◆ **MATERIAL SUPPLIED**
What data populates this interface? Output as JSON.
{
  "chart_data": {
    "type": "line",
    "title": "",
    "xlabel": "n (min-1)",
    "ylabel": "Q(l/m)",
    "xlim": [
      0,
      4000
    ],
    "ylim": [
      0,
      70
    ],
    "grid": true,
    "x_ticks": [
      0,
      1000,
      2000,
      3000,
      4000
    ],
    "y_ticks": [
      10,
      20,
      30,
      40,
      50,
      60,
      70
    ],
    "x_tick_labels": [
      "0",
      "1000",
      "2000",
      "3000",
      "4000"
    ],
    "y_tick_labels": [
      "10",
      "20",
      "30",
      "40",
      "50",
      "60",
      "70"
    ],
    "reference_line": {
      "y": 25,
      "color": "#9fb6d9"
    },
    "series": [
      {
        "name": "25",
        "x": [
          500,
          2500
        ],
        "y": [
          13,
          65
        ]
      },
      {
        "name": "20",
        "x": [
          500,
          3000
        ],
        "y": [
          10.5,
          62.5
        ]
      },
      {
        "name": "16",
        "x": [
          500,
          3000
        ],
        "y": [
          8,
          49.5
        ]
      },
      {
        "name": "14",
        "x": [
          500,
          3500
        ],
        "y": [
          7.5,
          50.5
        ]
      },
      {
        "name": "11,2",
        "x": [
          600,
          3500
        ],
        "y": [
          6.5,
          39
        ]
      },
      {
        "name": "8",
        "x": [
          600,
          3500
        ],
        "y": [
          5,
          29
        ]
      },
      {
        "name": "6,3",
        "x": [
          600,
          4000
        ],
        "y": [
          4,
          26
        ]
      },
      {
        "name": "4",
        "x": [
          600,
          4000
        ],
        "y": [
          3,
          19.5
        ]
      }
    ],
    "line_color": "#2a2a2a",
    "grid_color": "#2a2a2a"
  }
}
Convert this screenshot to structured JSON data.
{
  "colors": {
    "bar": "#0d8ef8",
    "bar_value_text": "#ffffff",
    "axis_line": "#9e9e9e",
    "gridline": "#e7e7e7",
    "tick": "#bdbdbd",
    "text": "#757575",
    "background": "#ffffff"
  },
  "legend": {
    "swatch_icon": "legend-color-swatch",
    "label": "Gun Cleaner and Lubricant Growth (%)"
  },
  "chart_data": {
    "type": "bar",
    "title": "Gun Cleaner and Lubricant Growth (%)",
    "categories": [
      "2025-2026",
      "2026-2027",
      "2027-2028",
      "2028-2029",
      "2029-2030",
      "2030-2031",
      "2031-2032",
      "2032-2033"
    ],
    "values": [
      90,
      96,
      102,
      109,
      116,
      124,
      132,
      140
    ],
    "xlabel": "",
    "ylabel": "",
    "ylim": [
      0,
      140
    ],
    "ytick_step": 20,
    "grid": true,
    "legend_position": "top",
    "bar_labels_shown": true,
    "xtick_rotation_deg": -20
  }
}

◆ **DIRECTION**
Search the entries for the word "Lubricant" and copy every line that has it.

◆ **TASK SOLUTION**
    "label": "Gun Cleaner and Lubricant Growth (%)"
    "title": "Gun Cleaner and Lubricant Growth (%)",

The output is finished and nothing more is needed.